▶ **EXERCISE PROMPT**:
Here are some entries; quote each one exactly.

[Dataset entries on figures]

==================================================

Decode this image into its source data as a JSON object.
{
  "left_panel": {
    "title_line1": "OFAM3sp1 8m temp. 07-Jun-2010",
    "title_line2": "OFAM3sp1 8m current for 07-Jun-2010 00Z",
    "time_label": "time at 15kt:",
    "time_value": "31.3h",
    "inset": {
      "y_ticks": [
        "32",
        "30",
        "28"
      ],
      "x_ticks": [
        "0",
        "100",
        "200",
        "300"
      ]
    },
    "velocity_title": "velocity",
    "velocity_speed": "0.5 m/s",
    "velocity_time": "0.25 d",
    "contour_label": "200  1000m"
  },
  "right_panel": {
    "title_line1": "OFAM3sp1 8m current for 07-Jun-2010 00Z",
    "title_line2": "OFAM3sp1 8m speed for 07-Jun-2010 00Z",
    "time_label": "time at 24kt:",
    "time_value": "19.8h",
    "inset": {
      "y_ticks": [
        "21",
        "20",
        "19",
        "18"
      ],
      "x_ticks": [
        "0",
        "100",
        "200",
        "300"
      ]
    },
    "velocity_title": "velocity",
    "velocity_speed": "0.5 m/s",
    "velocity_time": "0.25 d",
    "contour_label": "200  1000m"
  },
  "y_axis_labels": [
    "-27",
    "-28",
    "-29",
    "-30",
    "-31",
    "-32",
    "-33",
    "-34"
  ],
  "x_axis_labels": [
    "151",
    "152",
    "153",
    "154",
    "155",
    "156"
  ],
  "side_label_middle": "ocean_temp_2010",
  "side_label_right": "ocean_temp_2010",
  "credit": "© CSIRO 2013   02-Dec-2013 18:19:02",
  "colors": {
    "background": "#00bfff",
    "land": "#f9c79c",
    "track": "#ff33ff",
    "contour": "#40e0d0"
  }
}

==================================================

▶ **FULL ANSWER**:
Decode this image into its source data as a JSON object.
{
  "left_panel": {
    "title_line1": "OFAM3sp1 8m temp. 07-Jun-2010",
    "title_line2": "OFAM3sp1 8m current for 07-Jun-2010 00Z",
    "time_label": "time at 15kt:",
    "time_value": "31.3h",
    "inset": {
      "y_ticks": [
        "32",
        "30",
        "28"
      ],
      "x_ticks": [
        "0",
        "100",
        "200",
        "300"
      ]
    },
    "velocity_title": "velocity",
    "velocity_speed": "0.5 m/s",
    "velocity_time": "0.25 d",
    "contour_label": "200  1000m"
  },
  "right_panel": {
    "title_line1": "OFAM3sp1 8m current for 07-Jun-2010 00Z",
    "title_line2": "OFAM3sp1 8m speed for 07-Jun-2010 00Z",
    "time_label": "time at 24kt:",
    "time_value": "19.8h",
    "inset": {
      "y_ticks": [
        "21",
        "20",
        "19",
        "18"
      ],
      "x_ticks": [
        "0",
        "100",
        "200",
        "300"
      ]
    },
    "velocity_title": "velocity",
    "velocity_speed": "0.5 m/s",
    "velocity_time": "0.25 d",
    "contour_label": "200  1000m"
  },
  "y_axis_labels": [
    "-27",
    "-28",
    "-29",
    "-30",
    "-31",
    "-32",
    "-33",
    "-34"
  ],
  "x_axis_labels": [
    "151",
    "152",
    "153",
    "154",
    "155",
    "156"
  ],
  "side_label_middle": "ocean_temp_2010",
  "side_label_right": "ocean_temp_2010",
  "credit": "© CSIRO 2013   02-Dec-2013 18:19:02",
  "colors": {
    "background": "#00bfff",
    "land": "#f9c79c",
    "track": "#ff33ff",
    "contour": "#40e0d0"
  }
}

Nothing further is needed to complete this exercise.